## Exercise task
Records follow. Copy every line with "большие".

## Records supplied
——————————
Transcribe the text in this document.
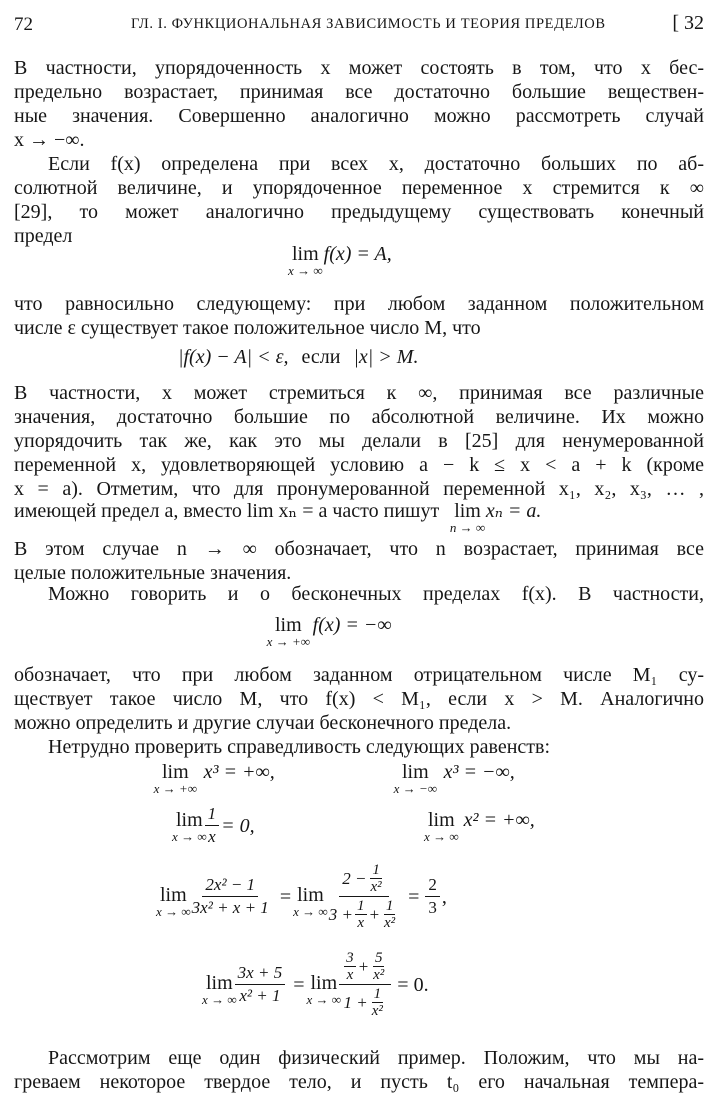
72	ГЛ. I. ФУНКЦИОНАЛЬНАЯ ЗАВИСИМОСТЬ И ТЕОРИЯ ПРЕДЕЛОВ	[ 32
В частности, упорядоченность x может состоять в том, что x бес-
предельно возрастает, принимая все достаточно большие веществен-
ные значения. Совершенно аналогично можно рассмотреть случай
x → −∞.
Если f(x) определена при всех x, достаточно больших по аб-
солютной величине, и упорядоченное переменное x стремится к ∞
[29], то может аналогично предыдущему существовать конечный
предел
lim
x → ∞
f(x) = A,
что равносильно следующему: при любом заданном положительном
числе ε существует такое положительное число M, что
|f(x) − A| < ε, если |x| > M.
В частности, x может стремиться к ∞, принимая все различные
значения, достаточно большие по абсолютной величине. Их можно
упорядочить так же, как это мы делали в [25] для ненумерованной
переменной x, удовлетворяющей условию a − k ≤ x < a + k (кроме
x = a). Отметим, что для пронумерованной переменной x₁, x₂, x₃, … ,
имеющей предел a, вместо lim xₙ = a часто пишут lim
n → ∞
xₙ = a.
В этом случае n → ∞ обозначает, что n возрастает, принимая все
целые положительные значения.
Можно говорить и о бесконечных пределах f(x). В частности,
lim
x → +∞
f(x) = −∞
обозначает, что при любом заданном отрицательном числе M₁ су-
ществует такое число M, что f(x) < M₁, если x > M. Аналогично
можно определить и другие случаи бесконечного предела.
Нетрудно проверить справедливость следующих равенств:
lim
x → +∞
x³ = +∞,	lim
x → −∞
x³ = −∞,
lim
x → ∞
$\frac{1}{x} = 0$,	lim
x → ∞
x² = +∞,
lim
x → ∞
$\frac{\text{2x² − 1}}{\text{3x² + x + 1}} = \lim$
x → ∞
$\frac{2 - \frac{1}{\text{x²}}}{3 + \frac{1}{x} + \frac{1}{\text{x²}}} = \frac{2}{3}$ ,
lim
x → ∞
$\frac{3x + 5}{\text{x² + 1}} = \lim$
x → ∞
$\frac{\frac{3}{x} + \frac{5}{\text{x²}}}{1 + \frac{1}{\text{x²}}} = 0$.
Рассмотрим еще один физический пример. Положим, что мы на-
греваем некоторое твердое тело, и пусть t₀ его начальная темпера-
——————————
## Finished answer
предельно возрастает, принимая все достаточно большие веществен-
значения, достаточно большие по абсолютной величине. Их можно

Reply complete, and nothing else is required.